What this task involves: Every line of the data that contains the string "title" must be copied.

— START Dataset extract —

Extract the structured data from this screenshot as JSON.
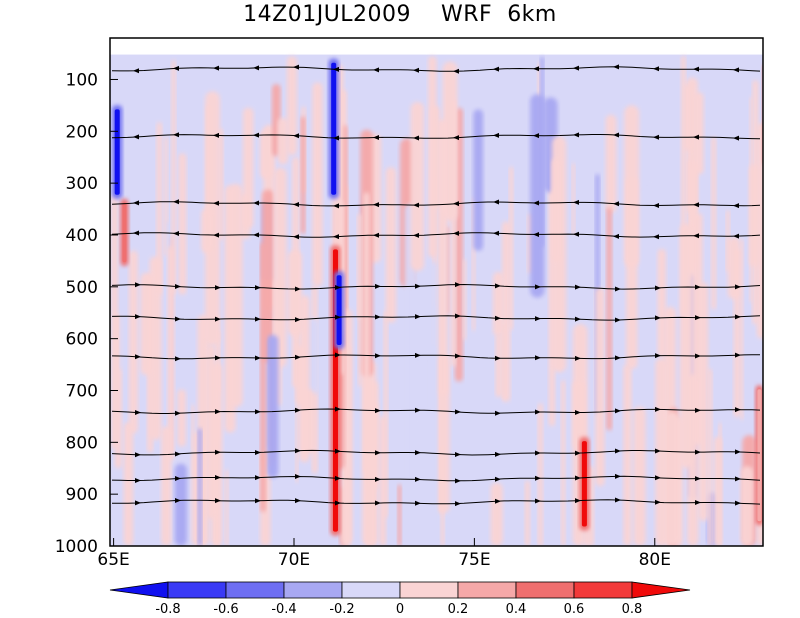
{
  "title": "14Z01JUL2009    WRF  6km",
  "chart_data": {
    "type": "heatmap",
    "title": "14Z01JUL2009    WRF  6km",
    "x_ticks": [
      "65E",
      "70E",
      "75E",
      "80E"
    ],
    "x_tick_values": [
      65,
      70,
      75,
      80
    ],
    "xlim": [
      64.9,
      83.0
    ],
    "y_ticks": [
      "100",
      "200",
      "300",
      "400",
      "500",
      "600",
      "700",
      "800",
      "900",
      "1000"
    ],
    "y_tick_values": [
      100,
      200,
      300,
      400,
      500,
      600,
      700,
      800,
      900,
      1000
    ],
    "ylim": [
      1000,
      20
    ],
    "colorbar": {
      "labels": [
        "-0.8",
        "-0.6",
        "-0.4",
        "-0.2",
        "0",
        "0.2",
        "0.4",
        "0.6",
        "0.8"
      ],
      "levels": [
        -0.8,
        -0.6,
        -0.4,
        -0.2,
        0,
        0.2,
        0.4,
        0.6,
        0.8
      ],
      "colors": [
        "#1010f0",
        "#3a3af5",
        "#6e6ef2",
        "#a8a8f2",
        "#d8d8f8",
        "#fad4d4",
        "#f5a8a8",
        "#ef6f6f",
        "#f23a3a",
        "#f00a0a"
      ]
    },
    "field_features": [
      {
        "kind": "vertical-streak",
        "x": 71.15,
        "y_top": 420,
        "y_bottom": 980,
        "value": 0.9
      },
      {
        "kind": "vertical-streak",
        "x": 71.1,
        "y_top": 60,
        "y_bottom": 330,
        "value": -0.9
      },
      {
        "kind": "vertical-streak",
        "x": 71.25,
        "y_top": 470,
        "y_bottom": 620,
        "value": -0.8
      },
      {
        "kind": "vertical-streak",
        "x": 65.1,
        "y_top": 150,
        "y_bottom": 330,
        "value": -0.9
      },
      {
        "kind": "vertical-streak",
        "x": 65.3,
        "y_top": 330,
        "y_bottom": 460,
        "value": 0.5
      },
      {
        "kind": "vertical-streak",
        "x": 78.05,
        "y_top": 790,
        "y_bottom": 970,
        "value": 0.9
      },
      {
        "kind": "vertical-streak",
        "x": 82.9,
        "y_top": 690,
        "y_bottom": 960,
        "value": 0.4
      }
    ],
    "streamlines": [
      {
        "y": 80,
        "direction": "west"
      },
      {
        "y": 210,
        "direction": "west"
      },
      {
        "y": 340,
        "direction": "west"
      },
      {
        "y": 400,
        "direction": "west"
      },
      {
        "y": 500,
        "direction": "east"
      },
      {
        "y": 560,
        "direction": "east"
      },
      {
        "y": 635,
        "direction": "east"
      },
      {
        "y": 740,
        "direction": "east"
      },
      {
        "y": 820,
        "direction": "east"
      },
      {
        "y": 870,
        "direction": "east"
      },
      {
        "y": 915,
        "direction": "east"
      }
    ]
  }
}
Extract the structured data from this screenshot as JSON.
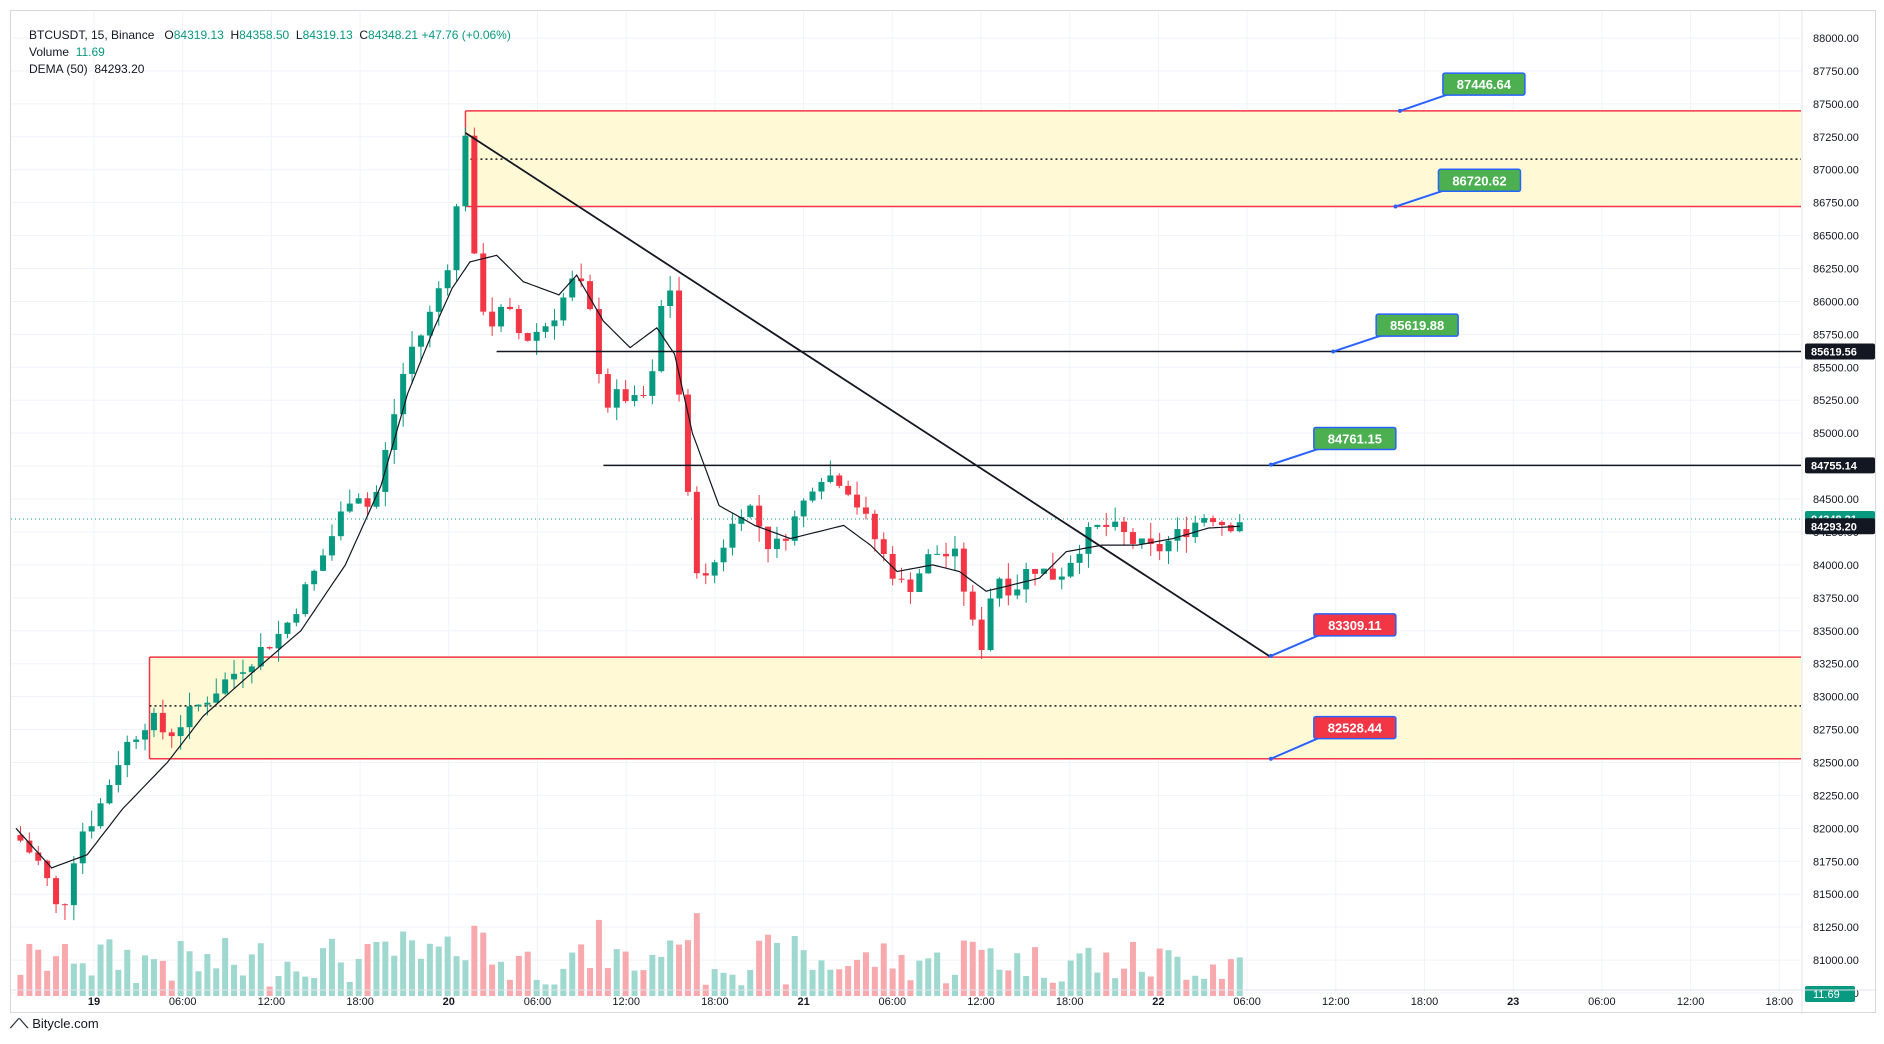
{
  "header": {
    "symbol": "BTCUSDT, 15, Binance",
    "ohlc": [
      {
        "k": "O",
        "v": "84319.13"
      },
      {
        "k": "H",
        "v": "84358.50"
      },
      {
        "k": "L",
        "v": "84319.13"
      },
      {
        "k": "C",
        "v": "84348.21"
      }
    ],
    "change": "+47.76 (+0.06%)",
    "volume_label": "Volume",
    "volume_value": "11.69",
    "dema_label": "DEMA (50)",
    "dema_value": "84293.20"
  },
  "footer": {
    "brand": "Bitycle.com"
  },
  "chart_data": {
    "type": "candlestick",
    "y_axis": {
      "min": 80750,
      "max": 88000,
      "ticks": [
        "88000.00",
        "87750.00",
        "87500.00",
        "87250.00",
        "87000.00",
        "86750.00",
        "86500.00",
        "86250.00",
        "86000.00",
        "85750.00",
        "85500.00",
        "85250.00",
        "85000.00",
        "84750.00",
        "84500.00",
        "84250.00",
        "84000.00",
        "83750.00",
        "83500.00",
        "83250.00",
        "83000.00",
        "82750.00",
        "82500.00",
        "82250.00",
        "82000.00",
        "81750.00",
        "81500.00",
        "81250.00",
        "81000.00",
        "80750.00"
      ]
    },
    "x_axis": {
      "ticks": [
        "19",
        "06:00",
        "12:00",
        "18:00",
        "20",
        "06:00",
        "12:00",
        "18:00",
        "21",
        "06:00",
        "12:00",
        "18:00",
        "22",
        "06:00",
        "12:00",
        "18:00",
        "23",
        "06:00",
        "12:00",
        "18:00"
      ],
      "bold_ticks": [
        "19",
        "20",
        "21",
        "22",
        "23"
      ]
    },
    "price_path": [
      {
        "t": 0,
        "p": 81950
      },
      {
        "t": 3,
        "p": 81700
      },
      {
        "t": 5,
        "p": 81300
      },
      {
        "t": 7,
        "p": 81950
      },
      {
        "t": 9,
        "p": 82100
      },
      {
        "t": 12,
        "p": 82600
      },
      {
        "t": 15,
        "p": 82850
      },
      {
        "t": 17,
        "p": 82700
      },
      {
        "t": 20,
        "p": 82900
      },
      {
        "t": 24,
        "p": 83150
      },
      {
        "t": 30,
        "p": 83500
      },
      {
        "t": 34,
        "p": 84000
      },
      {
        "t": 38,
        "p": 84600
      },
      {
        "t": 40,
        "p": 84400
      },
      {
        "t": 44,
        "p": 85600
      },
      {
        "t": 46,
        "p": 85800
      },
      {
        "t": 49,
        "p": 86400
      },
      {
        "t": 50.5,
        "p": 87300
      },
      {
        "t": 51.5,
        "p": 86300
      },
      {
        "t": 53,
        "p": 85800
      },
      {
        "t": 55,
        "p": 85950
      },
      {
        "t": 57,
        "p": 85700
      },
      {
        "t": 60,
        "p": 85850
      },
      {
        "t": 63,
        "p": 86200
      },
      {
        "t": 65,
        "p": 85800
      },
      {
        "t": 66,
        "p": 85200
      },
      {
        "t": 68,
        "p": 85300
      },
      {
        "t": 70,
        "p": 85200
      },
      {
        "t": 72,
        "p": 85500
      },
      {
        "t": 73,
        "p": 86400
      },
      {
        "t": 74,
        "p": 85800
      },
      {
        "t": 75,
        "p": 84800
      },
      {
        "t": 76,
        "p": 84200
      },
      {
        "t": 77,
        "p": 83800
      },
      {
        "t": 79,
        "p": 84100
      },
      {
        "t": 82,
        "p": 84500
      },
      {
        "t": 85,
        "p": 84100
      },
      {
        "t": 88,
        "p": 84400
      },
      {
        "t": 90,
        "p": 84700
      },
      {
        "t": 93,
        "p": 84650
      },
      {
        "t": 95,
        "p": 84400
      },
      {
        "t": 98,
        "p": 84000
      },
      {
        "t": 100,
        "p": 83800
      },
      {
        "t": 103,
        "p": 84100
      },
      {
        "t": 106,
        "p": 84050
      },
      {
        "t": 107,
        "p": 83600
      },
      {
        "t": 108.5,
        "p": 83400
      },
      {
        "t": 110,
        "p": 83950
      },
      {
        "t": 112,
        "p": 83800
      },
      {
        "t": 114,
        "p": 84000
      },
      {
        "t": 117,
        "p": 83900
      },
      {
        "t": 120,
        "p": 84200
      },
      {
        "t": 122,
        "p": 84300
      },
      {
        "t": 124,
        "p": 84250
      },
      {
        "t": 126,
        "p": 84150
      },
      {
        "t": 128,
        "p": 84100
      },
      {
        "t": 131,
        "p": 84250
      },
      {
        "t": 134,
        "p": 84400
      },
      {
        "t": 136,
        "p": 84300
      },
      {
        "t": 137.5,
        "p": 84348
      }
    ],
    "dema_path": [
      {
        "t": 0,
        "p": 82000
      },
      {
        "t": 4,
        "p": 81700
      },
      {
        "t": 8,
        "p": 81800
      },
      {
        "t": 12,
        "p": 82150
      },
      {
        "t": 17,
        "p": 82500
      },
      {
        "t": 21,
        "p": 82850
      },
      {
        "t": 26,
        "p": 83150
      },
      {
        "t": 32,
        "p": 83500
      },
      {
        "t": 37,
        "p": 84000
      },
      {
        "t": 41,
        "p": 84600
      },
      {
        "t": 44,
        "p": 85300
      },
      {
        "t": 47,
        "p": 85800
      },
      {
        "t": 49,
        "p": 86100
      },
      {
        "t": 51,
        "p": 86300
      },
      {
        "t": 54,
        "p": 86350
      },
      {
        "t": 57,
        "p": 86150
      },
      {
        "t": 61,
        "p": 86050
      },
      {
        "t": 63,
        "p": 86200
      },
      {
        "t": 66,
        "p": 85850
      },
      {
        "t": 69,
        "p": 85650
      },
      {
        "t": 72,
        "p": 85800
      },
      {
        "t": 74,
        "p": 85600
      },
      {
        "t": 76,
        "p": 85000
      },
      {
        "t": 79,
        "p": 84450
      },
      {
        "t": 83,
        "p": 84300
      },
      {
        "t": 87,
        "p": 84200
      },
      {
        "t": 90,
        "p": 84250
      },
      {
        "t": 93,
        "p": 84300
      },
      {
        "t": 96,
        "p": 84150
      },
      {
        "t": 99,
        "p": 83950
      },
      {
        "t": 103,
        "p": 84000
      },
      {
        "t": 106,
        "p": 83950
      },
      {
        "t": 109,
        "p": 83800
      },
      {
        "t": 112,
        "p": 83850
      },
      {
        "t": 115,
        "p": 83900
      },
      {
        "t": 118,
        "p": 84100
      },
      {
        "t": 122,
        "p": 84150
      },
      {
        "t": 126,
        "p": 84150
      },
      {
        "t": 130,
        "p": 84200
      },
      {
        "t": 134,
        "p": 84280
      },
      {
        "t": 137.5,
        "p": 84293
      }
    ],
    "supply_zone": {
      "top": 87446.64,
      "bottom": 86720.62,
      "mid": 87080,
      "start_t": 50.5
    },
    "demand_zone": {
      "top": 83300,
      "bottom": 82528.44,
      "mid": 82930,
      "start_t": 15
    },
    "trendline": {
      "t1": 50.5,
      "p1": 87280,
      "t2": 141,
      "p2": 83300
    },
    "horizontal_levels": [
      {
        "price": 85619.56,
        "start_t": 54,
        "end_t": 185
      },
      {
        "price": 84755.14,
        "start_t": 66,
        "end_t": 185
      }
    ],
    "callouts": [
      {
        "text": "87446.64",
        "color": "#4caf50",
        "anchor_t": 155.5,
        "anchor_p": 87446.64,
        "label_t": 161,
        "label_p": 87650
      },
      {
        "text": "86720.62",
        "color": "#4caf50",
        "anchor_t": 155,
        "anchor_p": 86720.62,
        "label_t": 160.5,
        "label_p": 86920
      },
      {
        "text": "85619.88",
        "color": "#4caf50",
        "anchor_t": 148,
        "anchor_p": 85619.88,
        "label_t": 153.5,
        "label_p": 85820
      },
      {
        "text": "84761.15",
        "color": "#4caf50",
        "anchor_t": 141,
        "anchor_p": 84761.15,
        "label_t": 146.5,
        "label_p": 84960
      },
      {
        "text": "83309.11",
        "color": "#f23645",
        "anchor_t": 141,
        "anchor_p": 83309.11,
        "label_t": 146.5,
        "label_p": 83545
      },
      {
        "text": "82528.44",
        "color": "#f23645",
        "anchor_t": 141,
        "anchor_p": 82528.44,
        "label_t": 146.5,
        "label_p": 82765
      }
    ],
    "axis_labels": [
      {
        "text": "85619.56",
        "price": 85619.56,
        "bg": "#131722"
      },
      {
        "text": "84755.14",
        "price": 84755.14,
        "bg": "#131722"
      },
      {
        "text": "84348.21",
        "price": 84348.21,
        "bg": "#089981"
      },
      {
        "text": "84293.20",
        "price": 84293.2,
        "bg": "#131722"
      }
    ],
    "volume_label": {
      "text": "11.69",
      "bg": "#089981"
    },
    "colors": {
      "up": "#089981",
      "down": "#f23645",
      "zone_fill": "#fff9d6",
      "zone_border": "#f23645",
      "line": "#131722",
      "callout_border": "#2962ff"
    },
    "candle_count": 138
  }
}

— END Dataset extract —

Output of the task:
  "title": "14Z01JUL2009    WRF  6km",
    "title": "14Z01JUL2009    WRF  6km",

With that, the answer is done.